• [Data records]:
** start **

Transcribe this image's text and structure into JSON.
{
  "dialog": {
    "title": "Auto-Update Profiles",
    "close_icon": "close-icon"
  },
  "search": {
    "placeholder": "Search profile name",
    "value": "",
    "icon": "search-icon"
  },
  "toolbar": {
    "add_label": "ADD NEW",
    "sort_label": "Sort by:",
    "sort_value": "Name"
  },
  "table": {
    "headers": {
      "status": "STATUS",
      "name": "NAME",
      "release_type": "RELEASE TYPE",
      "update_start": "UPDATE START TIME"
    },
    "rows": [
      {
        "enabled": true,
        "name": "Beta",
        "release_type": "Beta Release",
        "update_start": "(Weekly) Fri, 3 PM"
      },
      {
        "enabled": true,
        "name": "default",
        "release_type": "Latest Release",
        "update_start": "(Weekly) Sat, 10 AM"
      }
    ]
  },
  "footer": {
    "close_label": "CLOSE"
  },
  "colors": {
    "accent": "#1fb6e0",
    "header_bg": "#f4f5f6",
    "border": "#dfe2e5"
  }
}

** end **

• [What is needed]: Set down every record above exactly as given.

• [Written answer]:
Transcribe this image's text and structure into JSON.
{
  "dialog": {
    "title": "Auto-Update Profiles",
    "close_icon": "close-icon"
  },
  "search": {
    "placeholder": "Search profile name",
    "value": "",
    "icon": "search-icon"
  },
  "toolbar": {
    "add_label": "ADD NEW",
    "sort_label": "Sort by:",
    "sort_value": "Name"
  },
  "table": {
    "headers": {
      "status": "STATUS",
      "name": "NAME",
      "release_type": "RELEASE TYPE",
      "update_start": "UPDATE START TIME"
    },
    "rows": [
      {
        "enabled": true,
        "name": "Beta",
        "release_type": "Beta Release",
        "update_start": "(Weekly) Fri, 3 PM"
      },
      {
        "enabled": true,
        "name": "default",
        "release_type": "Latest Release",
        "update_start": "(Weekly) Sat, 10 AM"
      }
    ]
  },
  "footer": {
    "close_label": "CLOSE"
  },
  "colors": {
    "accent": "#1fb6e0",
    "header_bg": "#f4f5f6",
    "border": "#dfe2e5"
  }
}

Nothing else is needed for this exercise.